(What you have to do) Output the material beneath this task exactly, images excluded.

(Supplied records)
━━━━━━━━━━

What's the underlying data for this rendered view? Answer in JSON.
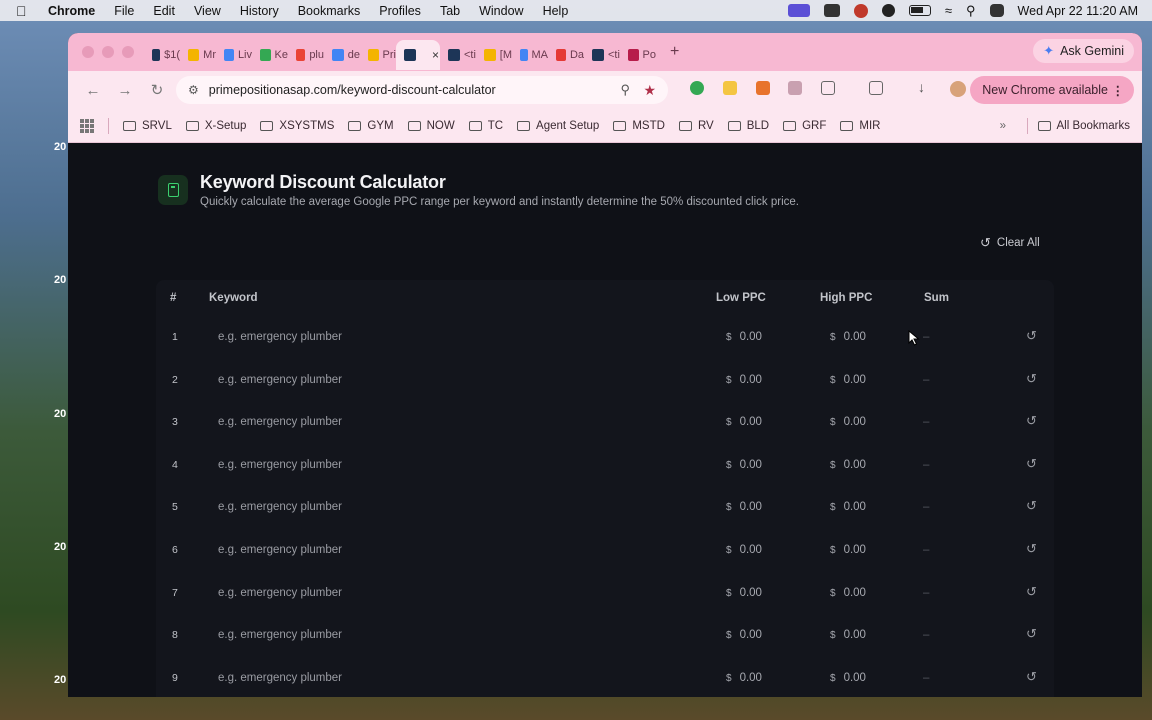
{
  "menubar": {
    "app": "Chrome",
    "items": [
      "File",
      "Edit",
      "View",
      "History",
      "Bookmarks",
      "Profiles",
      "Tab",
      "Window",
      "Help"
    ],
    "clock": "Wed Apr 22  11:20 AM"
  },
  "wallpaper_labels": [
    "20",
    "20",
    "20",
    "20",
    "20"
  ],
  "tabs": [
    {
      "label": "$1(",
      "color": "#1d3557"
    },
    {
      "label": "Mr",
      "color": "#f4b400"
    },
    {
      "label": "Liv",
      "color": "#4285f4"
    },
    {
      "label": "Ke",
      "color": "#34a853"
    },
    {
      "label": "plu",
      "color": "#ea4335"
    },
    {
      "label": "de",
      "color": "#4285f4"
    },
    {
      "label": "Pri",
      "color": "#f4b400"
    },
    {
      "label": "",
      "color": "#1d3557",
      "active": true
    },
    {
      "label": "<ti",
      "color": "#1d3557"
    },
    {
      "label": "[M",
      "color": "#f4b400"
    },
    {
      "label": "MA",
      "color": "#4285f4"
    },
    {
      "label": "Da",
      "color": "#e53935"
    },
    {
      "label": "<ti",
      "color": "#1d3557"
    },
    {
      "label": "Po",
      "color": "#b71c4a"
    }
  ],
  "gemini_label": "Ask Gemini",
  "address": "primepositionasap.com/keyword-discount-calculator",
  "new_chrome_label": "New Chrome available",
  "bookmarks": [
    "SRVL",
    "X-Setup",
    "XSYSTMS",
    "GYM",
    "NOW",
    "TC",
    "Agent Setup",
    "MSTD",
    "RV",
    "BLD",
    "GRF",
    "MIR"
  ],
  "bookmarks_more": "»",
  "all_bookmarks": "All Bookmarks",
  "page": {
    "title": "Keyword Discount Calculator",
    "subtitle": "Quickly calculate the average Google PPC range per keyword and instantly determine the 50% discounted click price.",
    "clear_all": "Clear All",
    "columns": {
      "num": "#",
      "keyword": "Keyword",
      "low": "Low PPC",
      "high": "High PPC",
      "sum": "Sum"
    },
    "currency": "$",
    "rows": [
      {
        "num": "1",
        "placeholder": "e.g. emergency plumber",
        "low": "0.00",
        "high": "0.00",
        "sum": "–"
      },
      {
        "num": "2",
        "placeholder": "e.g. emergency plumber",
        "low": "0.00",
        "high": "0.00",
        "sum": "–"
      },
      {
        "num": "3",
        "placeholder": "e.g. emergency plumber",
        "low": "0.00",
        "high": "0.00",
        "sum": "–"
      },
      {
        "num": "4",
        "placeholder": "e.g. emergency plumber",
        "low": "0.00",
        "high": "0.00",
        "sum": "–"
      },
      {
        "num": "5",
        "placeholder": "e.g. emergency plumber",
        "low": "0.00",
        "high": "0.00",
        "sum": "–"
      },
      {
        "num": "6",
        "placeholder": "e.g. emergency plumber",
        "low": "0.00",
        "high": "0.00",
        "sum": "–"
      },
      {
        "num": "7",
        "placeholder": "e.g. emergency plumber",
        "low": "0.00",
        "high": "0.00",
        "sum": "–"
      },
      {
        "num": "8",
        "placeholder": "e.g. emergency plumber",
        "low": "0.00",
        "high": "0.00",
        "sum": "–"
      },
      {
        "num": "9",
        "placeholder": "e.g. emergency plumber",
        "low": "0.00",
        "high": "0.00",
        "sum": "–"
      }
    ]
  },
  "colors": {
    "accent": "#3bd16f",
    "tabstrip": "#f7b8d2",
    "page_bg": "#0f1117"
  }
}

━━━━━━━━━━

(Result below)
What's the underlying data for this rendered view? Answer in JSON.
{
  "menubar": {
    "app": "Chrome",
    "items": [
      "File",
      "Edit",
      "View",
      "History",
      "Bookmarks",
      "Profiles",
      "Tab",
      "Window",
      "Help"
    ],
    "clock": "Wed Apr 22  11:20 AM"
  },
  "wallpaper_labels": [
    "20",
    "20",
    "20",
    "20",
    "20"
  ],
  "tabs": [
    {
      "label": "$1(",
      "color": "#1d3557"
    },
    {
      "label": "Mr",
      "color": "#f4b400"
    },
    {
      "label": "Liv",
      "color": "#4285f4"
    },
    {
      "label": "Ke",
      "color": "#34a853"
    },
    {
      "label": "plu",
      "color": "#ea4335"
    },
    {
      "label": "de",
      "color": "#4285f4"
    },
    {
      "label": "Pri",
      "color": "#f4b400"
    },
    {
      "label": "",
      "color": "#1d3557",
      "active": true
    },
    {
      "label": "<ti",
      "color": "#1d3557"
    },
    {
      "label": "[M",
      "color": "#f4b400"
    },
    {
      "label": "MA",
      "color": "#4285f4"
    },
    {
      "label": "Da",
      "color": "#e53935"
    },
    {
      "label": "<ti",
      "color": "#1d3557"
    },
    {
      "label": "Po",
      "color": "#b71c4a"
    }
  ],
  "gemini_label": "Ask Gemini",
  "address": "primepositionasap.com/keyword-discount-calculator",
  "new_chrome_label": "New Chrome available",
  "bookmarks": [
    "SRVL",
    "X-Setup",
    "XSYSTMS",
    "GYM",
    "NOW",
    "TC",
    "Agent Setup",
    "MSTD",
    "RV",
    "BLD",
    "GRF",
    "MIR"
  ],
  "bookmarks_more": "»",
  "all_bookmarks": "All Bookmarks",
  "page": {
    "title": "Keyword Discount Calculator",
    "subtitle": "Quickly calculate the average Google PPC range per keyword and instantly determine the 50% discounted click price.",
    "clear_all": "Clear All",
    "columns": {
      "num": "#",
      "keyword": "Keyword",
      "low": "Low PPC",
      "high": "High PPC",
      "sum": "Sum"
    },
    "currency": "$",
    "rows": [
      {
        "num": "1",
        "placeholder": "e.g. emergency plumber",
        "low": "0.00",
        "high": "0.00",
        "sum": "–"
      },
      {
        "num": "2",
        "placeholder": "e.g. emergency plumber",
        "low": "0.00",
        "high": "0.00",
        "sum": "–"
      },
      {
        "num": "3",
        "placeholder": "e.g. emergency plumber",
        "low": "0.00",
        "high": "0.00",
        "sum": "–"
      },
      {
        "num": "4",
        "placeholder": "e.g. emergency plumber",
        "low": "0.00",
        "high": "0.00",
        "sum": "–"
      },
      {
        "num": "5",
        "placeholder": "e.g. emergency plumber",
        "low": "0.00",
        "high": "0.00",
        "sum": "–"
      },
      {
        "num": "6",
        "placeholder": "e.g. emergency plumber",
        "low": "0.00",
        "high": "0.00",
        "sum": "–"
      },
      {
        "num": "7",
        "placeholder": "e.g. emergency plumber",
        "low": "0.00",
        "high": "0.00",
        "sum": "–"
      },
      {
        "num": "8",
        "placeholder": "e.g. emergency plumber",
        "low": "0.00",
        "high": "0.00",
        "sum": "–"
      },
      {
        "num": "9",
        "placeholder": "e.g. emergency plumber",
        "low": "0.00",
        "high": "0.00",
        "sum": "–"
      }
    ]
  },
  "colors": {
    "accent": "#3bd16f",
    "tabstrip": "#f7b8d2",
    "page_bg": "#0f1117"
  }
}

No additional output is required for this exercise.